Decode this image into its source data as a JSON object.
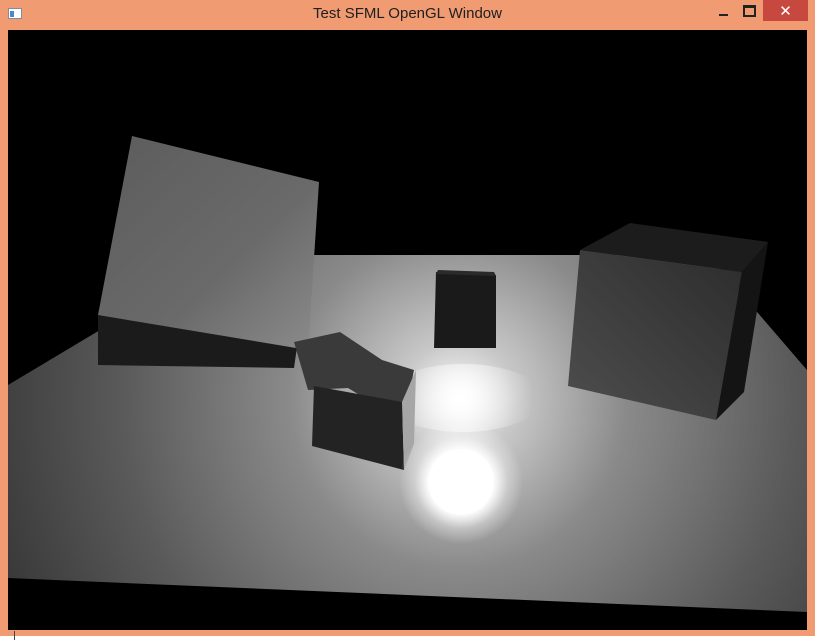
{
  "window": {
    "title": "Test SFML OpenGL Window",
    "frame_color": "#f19b72",
    "close_color": "#c7483e",
    "icons": {
      "app": "app-window-icon",
      "minimize": "minimize-icon",
      "maximize": "maximize-icon",
      "close": "close-icon"
    },
    "close_glyph": "✕"
  },
  "scene": {
    "background": "#000000",
    "objects": [
      "floor-plane",
      "large-tilted-cube",
      "small-dark-cube",
      "right-cube",
      "arrow-block",
      "point-light-sphere"
    ]
  }
}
━━━━━━━━━━━━━━━━
:: Written task ::
Transcribe all of the entries word for word, but skip any pictures they contain.

:: Solution for this exercise ::
Decode this image into its source data as a JSON object.
{
  "window": {
    "title": "Test SFML OpenGL Window",
    "frame_color": "#f19b72",
    "close_color": "#c7483e",
    "icons": {
      "app": "app-window-icon",
      "minimize": "minimize-icon",
      "maximize": "maximize-icon",
      "close": "close-icon"
    },
    "close_glyph": "✕"
  },
  "scene": {
    "background": "#000000",
    "objects": [
      "floor-plane",
      "large-tilted-cube",
      "small-dark-cube",
      "right-cube",
      "arrow-block",
      "point-light-sphere"
    ]
  }
}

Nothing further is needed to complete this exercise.